SUPPLIED RECORDS:
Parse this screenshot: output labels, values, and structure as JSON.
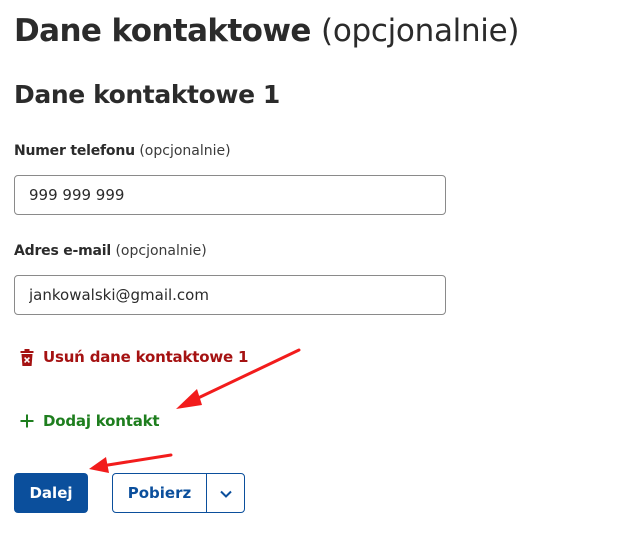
{
  "page": {
    "title": "Dane kontaktowe",
    "title_optional": "(opcjonalnie)"
  },
  "section": {
    "title": "Dane kontaktowe 1"
  },
  "phone": {
    "label": "Numer telefonu",
    "optional": "(opcjonalnie)",
    "value": "999 999 999"
  },
  "email": {
    "label": "Adres e-mail",
    "optional": "(opcjonalnie)",
    "value": "jankowalski@gmail.com"
  },
  "actions": {
    "remove_label": "Usuń dane kontaktowe 1",
    "add_label": "Dodaj kontakt",
    "next_label": "Dalej",
    "download_label": "Pobierz"
  },
  "icons": {
    "remove": "trash-icon",
    "add": "plus-icon",
    "dropdown": "chevron-down-icon"
  },
  "colors": {
    "primary": "#0b4f9c",
    "danger": "#a51212",
    "success": "#1e7e1e",
    "annotation_arrow": "#f21c1c"
  }
}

WORK TO COMPLETE:
Go back to the records above and write them out exactly, without the pictures.

RESULT FOR THIS EXERCISE:
Parse this screenshot: output labels, values, and structure as JSON.
{
  "page": {
    "title": "Dane kontaktowe",
    "title_optional": "(opcjonalnie)"
  },
  "section": {
    "title": "Dane kontaktowe 1"
  },
  "phone": {
    "label": "Numer telefonu",
    "optional": "(opcjonalnie)",
    "value": "999 999 999"
  },
  "email": {
    "label": "Adres e-mail",
    "optional": "(opcjonalnie)",
    "value": "jankowalski@gmail.com"
  },
  "actions": {
    "remove_label": "Usuń dane kontaktowe 1",
    "add_label": "Dodaj kontakt",
    "next_label": "Dalej",
    "download_label": "Pobierz"
  },
  "icons": {
    "remove": "trash-icon",
    "add": "plus-icon",
    "dropdown": "chevron-down-icon"
  },
  "colors": {
    "primary": "#0b4f9c",
    "danger": "#a51212",
    "success": "#1e7e1e",
    "annotation_arrow": "#f21c1c"
  }
}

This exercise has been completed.